SOURCE »

• • • • • • •

Michael_Novakhov shared this story from National Review.

By JIM TALENT
February 23, 2020 5:09 PM








JIM TALENT is a former U.S. senator for Missouri and a senior fellow at the Bipartisan Policy Center.
There has been a lot of pearl clutching about Richard Grenell’s appointment as acting director of national intelligence (DNI). Evidently the appointment will be temporary; Grenell is staying as ambassador to Germany, and the White House is not going send his name to the Senate for confirmation as DNI.
It’s reasonable to criticize that arrangement. If Grenell is going to return to his duties in Germany, where he has done an outstanding job, I would prefer that he not be diverted from them now. But apart from that consideration, the appointment strikes me as a good one. Certainly there is no reason for the almost hysterical response that the choice has met in some quarters.
The Directorate of National Intelligence and the DNI position were created in 2005. Its purpose is to assist the president in evaluating the intelligence collected by the 17 agencies that make up what is commonly called the “intelligence community,” or the IC. The DNI doesn’t have budgetary, personnel, or command authority over the community he overlooks; his job is to assess the intelligence that the IC creates, ask tough questions in an attempt to expose weakness or uncertainty, and present the views of the IC to the president in a useful form. If possible, the DNI should mediate differences among the various agencies to create a consensus view, but not to the point of suppressing honest differences of opinion that might affect the president’s decisions.
In other words, the DNI is an evaluator, not an operator. Like top political leaders, he consumes rather than produces intelligence. The DNI doesn’t need to know how to run an operation or manage intelligence assets in hostile countries; in fact, he has no formal authority over those collection activities and would encounter immediate and ferocious resistance if he tried to interfere.
The DNI does need good judgment, an understanding of the global context that makes intelligence meaningful, and a good relationship with the president and the leaders of the most important agencies in the IC — chiefly the CIA, the Defense Intelligence Agency, the NSA, and the FBI. The relationship with the president is especially important, because the DNI typically gives the president his daily briefing.
If the president is going to sit with you for an hour every day, or most days, you had better be able to present information in a way he trusts and can use.
For all these reasons, DNIs do not need to be, and often have not been, career intelligence officers. There have been five Senate-confirmed DNIs since the job was created. Only two of them (Admiral Mike McConnell and James Clapper) came from the IC. The first DNI — John Negroponte — was a career diplomat and ambassador who went on to be deputy secretary of state. Another, Admiral Dennis Blair, came out of the Surface Navy and was a former commander of the United States Pacific Command. The latest DNI was Dan Coates, a well-respected Senator who had been a member of the Senate Intelligence Committee.
The point is that DNIs come from a number of different backgrounds. What they have in common is long experience assessing intelligence and the ability to approach intelligence estimates the way presidents must approach them: in the context of broader national-security issues.

• • • • • • •

(Items from a dataset)
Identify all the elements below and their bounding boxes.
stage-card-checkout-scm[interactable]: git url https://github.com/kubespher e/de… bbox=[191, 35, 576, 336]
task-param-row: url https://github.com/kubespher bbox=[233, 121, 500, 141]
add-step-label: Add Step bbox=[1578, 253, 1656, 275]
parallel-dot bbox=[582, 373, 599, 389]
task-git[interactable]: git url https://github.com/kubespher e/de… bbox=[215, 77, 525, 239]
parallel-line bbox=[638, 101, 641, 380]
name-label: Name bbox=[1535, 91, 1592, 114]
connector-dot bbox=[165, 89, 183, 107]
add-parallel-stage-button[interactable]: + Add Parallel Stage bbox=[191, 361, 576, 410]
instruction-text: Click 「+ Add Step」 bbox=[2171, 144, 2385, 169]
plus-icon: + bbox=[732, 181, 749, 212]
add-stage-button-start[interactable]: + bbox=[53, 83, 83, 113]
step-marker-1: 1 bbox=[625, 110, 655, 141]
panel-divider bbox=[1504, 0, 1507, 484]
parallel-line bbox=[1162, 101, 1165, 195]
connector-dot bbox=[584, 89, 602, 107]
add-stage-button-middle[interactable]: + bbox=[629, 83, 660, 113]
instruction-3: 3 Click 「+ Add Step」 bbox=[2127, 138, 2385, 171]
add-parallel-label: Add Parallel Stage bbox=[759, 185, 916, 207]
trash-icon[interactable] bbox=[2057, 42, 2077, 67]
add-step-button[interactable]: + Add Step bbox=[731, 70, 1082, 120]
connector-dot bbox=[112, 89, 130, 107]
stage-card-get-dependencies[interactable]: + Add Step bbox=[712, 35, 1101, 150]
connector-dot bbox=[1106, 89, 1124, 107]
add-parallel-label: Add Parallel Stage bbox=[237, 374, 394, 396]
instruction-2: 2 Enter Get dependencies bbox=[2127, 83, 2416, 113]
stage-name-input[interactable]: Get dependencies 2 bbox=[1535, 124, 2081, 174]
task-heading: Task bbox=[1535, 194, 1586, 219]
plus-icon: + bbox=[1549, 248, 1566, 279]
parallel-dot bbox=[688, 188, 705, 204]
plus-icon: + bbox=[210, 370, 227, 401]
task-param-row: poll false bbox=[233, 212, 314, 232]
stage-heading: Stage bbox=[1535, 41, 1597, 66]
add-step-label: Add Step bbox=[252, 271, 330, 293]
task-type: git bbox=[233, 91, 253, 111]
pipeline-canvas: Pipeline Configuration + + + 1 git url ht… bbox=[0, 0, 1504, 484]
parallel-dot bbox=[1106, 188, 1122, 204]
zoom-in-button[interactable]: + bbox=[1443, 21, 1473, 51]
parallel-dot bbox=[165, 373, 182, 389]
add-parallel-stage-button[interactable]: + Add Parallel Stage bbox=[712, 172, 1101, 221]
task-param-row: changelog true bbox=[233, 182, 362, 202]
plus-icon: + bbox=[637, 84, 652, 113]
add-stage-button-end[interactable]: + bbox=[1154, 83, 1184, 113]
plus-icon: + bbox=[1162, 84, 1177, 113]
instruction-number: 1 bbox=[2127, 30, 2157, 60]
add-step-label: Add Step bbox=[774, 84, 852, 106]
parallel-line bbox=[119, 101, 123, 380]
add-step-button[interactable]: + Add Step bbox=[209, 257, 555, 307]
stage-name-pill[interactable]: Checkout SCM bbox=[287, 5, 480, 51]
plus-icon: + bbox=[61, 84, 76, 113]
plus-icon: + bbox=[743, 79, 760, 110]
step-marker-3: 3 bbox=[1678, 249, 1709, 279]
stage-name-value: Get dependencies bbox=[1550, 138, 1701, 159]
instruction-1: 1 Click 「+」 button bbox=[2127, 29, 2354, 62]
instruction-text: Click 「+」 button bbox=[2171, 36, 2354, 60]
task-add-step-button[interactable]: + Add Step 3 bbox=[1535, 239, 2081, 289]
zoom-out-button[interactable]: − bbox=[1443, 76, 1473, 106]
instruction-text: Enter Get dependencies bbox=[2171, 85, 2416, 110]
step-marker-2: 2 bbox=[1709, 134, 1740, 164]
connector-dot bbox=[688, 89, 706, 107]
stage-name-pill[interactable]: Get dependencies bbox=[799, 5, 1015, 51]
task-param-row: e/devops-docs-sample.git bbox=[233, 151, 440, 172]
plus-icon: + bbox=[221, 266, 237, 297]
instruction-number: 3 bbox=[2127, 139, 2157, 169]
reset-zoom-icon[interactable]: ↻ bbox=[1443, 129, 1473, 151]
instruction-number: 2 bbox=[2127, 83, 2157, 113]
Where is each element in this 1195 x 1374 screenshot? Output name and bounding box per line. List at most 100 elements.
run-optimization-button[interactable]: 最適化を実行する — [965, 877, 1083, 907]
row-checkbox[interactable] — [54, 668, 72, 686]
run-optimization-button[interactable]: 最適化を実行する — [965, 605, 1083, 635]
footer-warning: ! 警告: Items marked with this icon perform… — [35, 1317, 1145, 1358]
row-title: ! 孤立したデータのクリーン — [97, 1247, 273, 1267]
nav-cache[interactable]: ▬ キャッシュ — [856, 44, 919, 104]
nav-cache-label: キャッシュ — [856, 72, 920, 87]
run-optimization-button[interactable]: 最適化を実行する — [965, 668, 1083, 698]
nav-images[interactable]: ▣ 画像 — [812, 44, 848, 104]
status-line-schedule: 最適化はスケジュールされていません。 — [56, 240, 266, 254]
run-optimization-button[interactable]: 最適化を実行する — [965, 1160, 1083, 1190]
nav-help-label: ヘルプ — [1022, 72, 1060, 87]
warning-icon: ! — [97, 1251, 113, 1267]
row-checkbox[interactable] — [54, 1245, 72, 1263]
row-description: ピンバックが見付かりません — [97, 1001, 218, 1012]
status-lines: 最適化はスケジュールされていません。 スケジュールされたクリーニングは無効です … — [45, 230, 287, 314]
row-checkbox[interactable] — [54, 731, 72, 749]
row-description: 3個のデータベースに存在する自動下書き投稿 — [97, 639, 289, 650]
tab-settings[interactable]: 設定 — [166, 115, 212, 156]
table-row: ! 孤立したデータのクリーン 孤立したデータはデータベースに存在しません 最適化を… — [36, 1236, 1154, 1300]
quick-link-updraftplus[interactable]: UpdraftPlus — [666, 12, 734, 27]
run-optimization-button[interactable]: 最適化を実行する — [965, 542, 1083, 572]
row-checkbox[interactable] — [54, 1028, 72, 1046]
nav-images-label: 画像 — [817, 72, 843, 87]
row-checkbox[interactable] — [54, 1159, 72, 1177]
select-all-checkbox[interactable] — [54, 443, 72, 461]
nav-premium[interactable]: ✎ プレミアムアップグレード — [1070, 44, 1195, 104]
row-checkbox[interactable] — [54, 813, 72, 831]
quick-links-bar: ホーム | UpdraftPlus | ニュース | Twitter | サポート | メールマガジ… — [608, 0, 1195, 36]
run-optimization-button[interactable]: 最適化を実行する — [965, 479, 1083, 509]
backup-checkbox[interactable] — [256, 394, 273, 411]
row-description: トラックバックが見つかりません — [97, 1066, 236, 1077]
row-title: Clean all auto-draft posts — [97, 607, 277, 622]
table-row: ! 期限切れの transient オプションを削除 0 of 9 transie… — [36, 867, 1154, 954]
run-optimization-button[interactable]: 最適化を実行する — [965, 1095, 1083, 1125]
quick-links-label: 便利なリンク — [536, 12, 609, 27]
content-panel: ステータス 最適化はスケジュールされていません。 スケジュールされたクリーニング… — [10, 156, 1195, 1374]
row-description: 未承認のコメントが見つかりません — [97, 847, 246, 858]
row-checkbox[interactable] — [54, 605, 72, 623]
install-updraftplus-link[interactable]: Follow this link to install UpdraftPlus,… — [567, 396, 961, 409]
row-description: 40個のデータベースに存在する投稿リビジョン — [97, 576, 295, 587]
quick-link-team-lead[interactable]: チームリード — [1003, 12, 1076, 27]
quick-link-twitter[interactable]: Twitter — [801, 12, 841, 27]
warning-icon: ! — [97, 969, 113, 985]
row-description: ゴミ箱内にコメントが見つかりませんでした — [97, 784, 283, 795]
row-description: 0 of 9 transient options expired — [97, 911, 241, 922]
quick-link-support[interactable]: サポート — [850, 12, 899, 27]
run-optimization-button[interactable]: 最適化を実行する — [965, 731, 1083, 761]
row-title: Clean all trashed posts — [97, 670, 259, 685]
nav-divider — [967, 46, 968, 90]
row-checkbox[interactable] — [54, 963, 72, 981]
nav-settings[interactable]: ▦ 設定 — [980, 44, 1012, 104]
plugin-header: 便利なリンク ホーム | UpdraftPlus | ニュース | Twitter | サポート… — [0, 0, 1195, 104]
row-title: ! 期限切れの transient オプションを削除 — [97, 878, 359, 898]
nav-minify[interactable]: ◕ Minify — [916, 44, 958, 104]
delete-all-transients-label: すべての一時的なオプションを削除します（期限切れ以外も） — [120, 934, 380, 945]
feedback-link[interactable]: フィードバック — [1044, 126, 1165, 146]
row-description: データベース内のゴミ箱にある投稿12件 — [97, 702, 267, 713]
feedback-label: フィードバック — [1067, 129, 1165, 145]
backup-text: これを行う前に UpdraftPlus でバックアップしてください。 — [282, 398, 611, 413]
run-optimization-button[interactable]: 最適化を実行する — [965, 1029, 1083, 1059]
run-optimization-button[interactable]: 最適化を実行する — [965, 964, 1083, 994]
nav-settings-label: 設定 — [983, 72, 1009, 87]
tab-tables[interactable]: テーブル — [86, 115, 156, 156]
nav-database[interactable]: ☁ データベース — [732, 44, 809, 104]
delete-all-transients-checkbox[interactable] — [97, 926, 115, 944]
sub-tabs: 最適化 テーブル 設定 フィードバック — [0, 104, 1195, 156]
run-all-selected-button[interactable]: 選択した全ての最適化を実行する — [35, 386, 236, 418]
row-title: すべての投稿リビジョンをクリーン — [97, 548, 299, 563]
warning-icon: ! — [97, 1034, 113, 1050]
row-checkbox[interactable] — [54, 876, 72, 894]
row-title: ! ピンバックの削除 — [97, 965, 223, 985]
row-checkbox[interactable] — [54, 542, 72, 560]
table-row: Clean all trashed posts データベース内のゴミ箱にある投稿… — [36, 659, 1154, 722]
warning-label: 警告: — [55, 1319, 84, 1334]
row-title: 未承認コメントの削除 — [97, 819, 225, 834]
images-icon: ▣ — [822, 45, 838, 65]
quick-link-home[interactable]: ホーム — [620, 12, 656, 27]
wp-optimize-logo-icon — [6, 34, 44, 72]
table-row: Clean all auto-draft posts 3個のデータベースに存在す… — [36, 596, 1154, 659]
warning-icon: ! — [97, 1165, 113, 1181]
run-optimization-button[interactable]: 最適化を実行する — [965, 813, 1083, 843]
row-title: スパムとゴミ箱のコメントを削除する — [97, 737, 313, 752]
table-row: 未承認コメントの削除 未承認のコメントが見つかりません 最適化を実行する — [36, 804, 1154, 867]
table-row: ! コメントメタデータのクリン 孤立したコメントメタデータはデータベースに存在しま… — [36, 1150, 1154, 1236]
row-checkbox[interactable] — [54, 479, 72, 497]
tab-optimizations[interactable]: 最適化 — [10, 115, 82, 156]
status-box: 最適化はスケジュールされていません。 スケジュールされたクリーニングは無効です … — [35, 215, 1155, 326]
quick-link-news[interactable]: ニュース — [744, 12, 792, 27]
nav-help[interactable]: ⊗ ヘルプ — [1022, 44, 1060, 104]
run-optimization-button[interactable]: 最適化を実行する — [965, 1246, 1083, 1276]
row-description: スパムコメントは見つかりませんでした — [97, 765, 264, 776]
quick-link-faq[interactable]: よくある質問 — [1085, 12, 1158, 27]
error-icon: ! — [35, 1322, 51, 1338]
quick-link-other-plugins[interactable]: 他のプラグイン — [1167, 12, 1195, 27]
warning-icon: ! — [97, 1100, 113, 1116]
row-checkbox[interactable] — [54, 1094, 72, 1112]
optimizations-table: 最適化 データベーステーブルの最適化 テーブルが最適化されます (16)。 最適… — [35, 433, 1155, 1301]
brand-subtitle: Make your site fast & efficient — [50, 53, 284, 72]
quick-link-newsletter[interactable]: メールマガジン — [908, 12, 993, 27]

• • • • • • •

BRIEF 1 » In the article on Richard Grenell's appointment as acting DNI, in what year were the Directorate of National Intelligence and the DNI position created?
BRIEF 2 » Continue the article on Richard Grenell's appointment as acting DNI, picking up after its final sentence.

RIGHT ANSWER 1 » 2005

RIGHT ANSWER 2 »
Grenell is in the mold of Negroponte. He has years of international experience at both the U.N. and as ambassador to Germany, as well as in private life. In those capacities, he has had ample opportunity to see the strengths and weaknesses of the IC. Grenell’s post in Germany, for example, puts him at the center of a vital intelligence node not just for Europe but for Russia and China as well. There are no doubt a number of IC attachés in the U.S. embassy and consulates in Germany. Technically, they report to Grenell, and while the actual relationship between ambassadors and attachés can vary, I’m certain that Grenell has been an eager, active, and (where necessary) critical consumer of the intelligence he receives, which is exactly as it should be.
I worked with Grenell on the Romney campaign in 2012; he is a clear thinker who adapts quickly to different roles. In addition, Grenell is close to the president, which as I said is a definite advantage; he has the courage of his convictions, which is always desirable; and he is willing to probe and question inertial bureaucratic assumptions, which for the DNI is a necessity.
Again, my main concern is whether Grenell will have enough time to have a real impact as DNI. Typically, acting DNIs have come from inside the intelligence community; everyone knows that they will return to their old job and will still be a presence in the IC. Grenell, on the other hand, will be leaving the IC and returning to the diplomatic world. The tendency will be for the IC to cut him out of the loop, given that its members resent the DNI at the best of times. But the president can help a lot if he makes clear to the other major players that they have to take Grenell seriously even though he will be there for only a relatively short while.
I well remember the legislation that created the DNI 15 years ago. The concern at the time was whether the new office would add real value or simply be another bureaucratic layer within the IC that presidents have to penetrate. The CIA, which had institutional reasons for not wanting a DNI, lobbied (though not openly — it is the CIA, after all) against the legislation on that basis. I eventually decided to vote to create the DNI, but it was a close question for me and many others in Congress.
The concerns are still relevant today. I hope Grenell at least has enough time on the job to formulate an opinion on such concerns. If he does, he will be in a good position, perhaps in a second Trump administration, to suggest changes that will make the DNI and the IC more effective. That would be yet another service that Grenell could perform for his country.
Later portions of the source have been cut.